Data supplied →

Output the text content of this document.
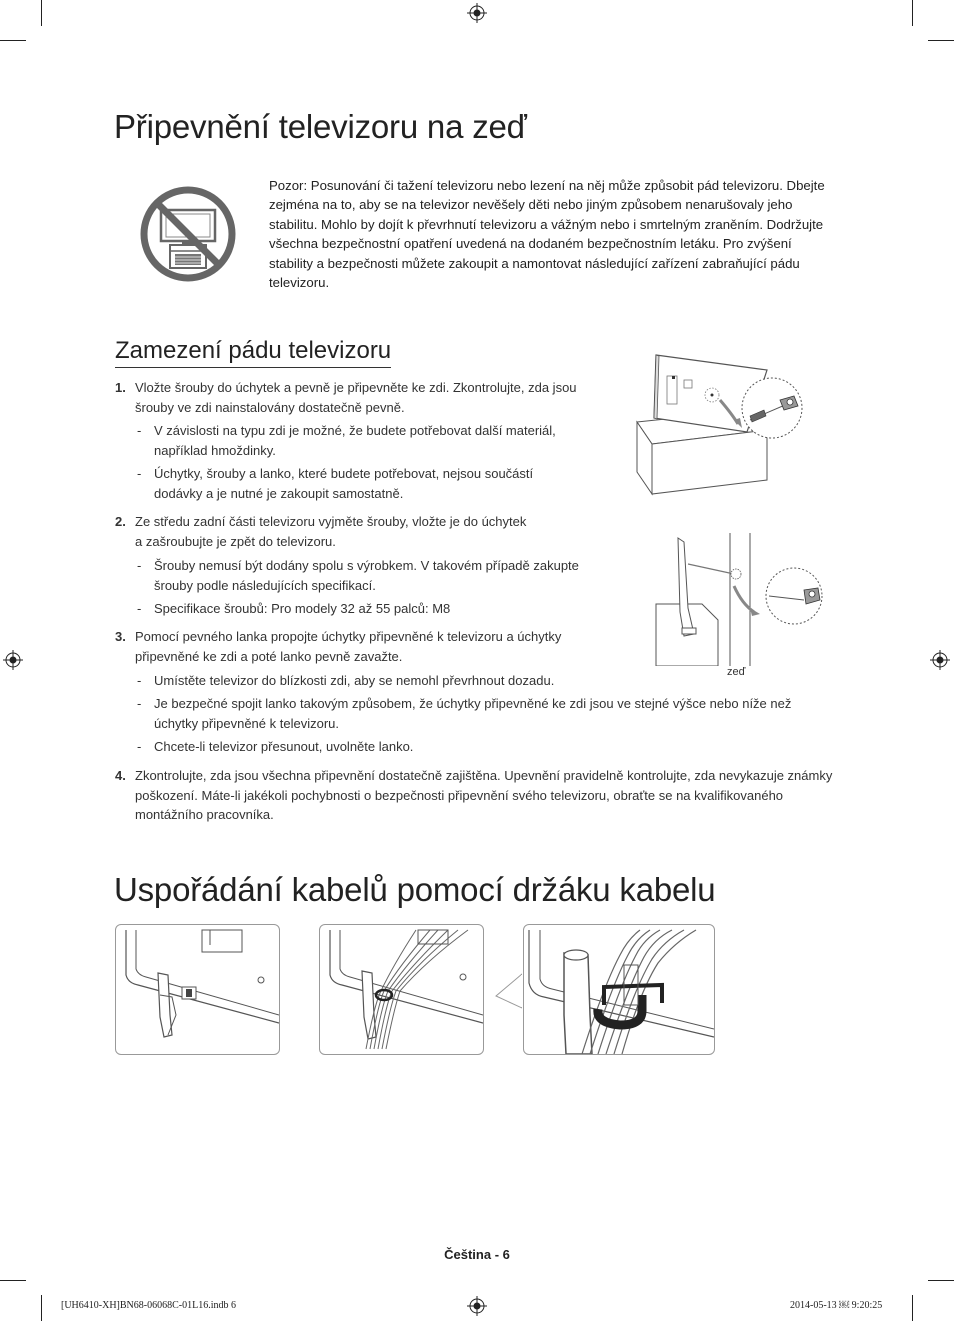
Připevnění televizoru na zeď
Pozor: Posunování či tažení televizoru nebo lezení na něj může způsobit pád televizoru. Dbejte zejména na to, aby se na televizor nevěšely děti nebo jiným způsobem nenarušovaly jeho stabilitu. Mohlo by dojít k převrhnutí televizoru a vážným nebo i smrtelným zraněním. Dodržujte všechna bezpečnostní opatření uvedená na dodaném bezpečnostním letáku. Pro zvýšení stability a bezpečnosti můžete zakoupit a namontovat následující zařízení zabraňující pádu televizoru.
Zamezení pádu televizoru
1. Vložte šrouby do úchytek a pevně je připevněte ke zdi. Zkontrolujte, zda jsou
šrouby ve zdi nainstalovány dostatečně pevně.
- V závislosti na typu zdi je možné, že budete potřebovat další materiál,
například hmoždinky.
- Úchytky, šrouby a lanko, které budete potřebovat, nejsou součástí
dodávky a je nutné je zakoupit samostatně.
2. Ze středu zadní části televizoru vyjměte šrouby, vložte je do úchytek
a zašroubujte je zpět do televizoru.
- Šrouby nemusí být dodány spolu s výrobkem. V takovém případě zakupte
šrouby podle následujících specifikací.
- Specifikace šroubů: Pro modely 32 až 55 palců: M8
3. Pomocí pevného lanka propojte úchytky připevněné k televizoru a úchytky
připevněné ke zdi a poté lanko pevně zavažte.
- Umístěte televizor do blízkosti zdi, aby se nemohl převrhnout dozadu.
- Je bezpečné spojit lanko takovým způsobem, že úchytky připevněné ke zdi jsou ve stejné výšce nebo níže než
úchytky připevněné k televizoru.
- Chcete-li televizor přesunout, uvolněte lanko.
4. Zkontrolujte, zda jsou všechna připevnění dostatečně zajištěna. Upevnění pravidelně kontrolujte, zda nevykazuje známky
poškození. Máte-li jakékoli pochybnosti o bezpečnosti připevnění svého televizoru, obraťte se na kvalifikovaného
montážního pracovníka.
zeď
Uspořádání kabelů pomocí držáku kabelu
Čeština - 6
[UH6410-XH]BN68-06068C-01L16.indb 6	2014-05-13 ￼ 9:20:25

Aim of the exercise →
Find the lines with the string "budete" and reproduce them.

Correct result →
- V závislosti na typu zdi je možné, že budete potřebovat další materiál,
- Úchytky, šrouby a lanko, které budete potřebovat, nejsou součástí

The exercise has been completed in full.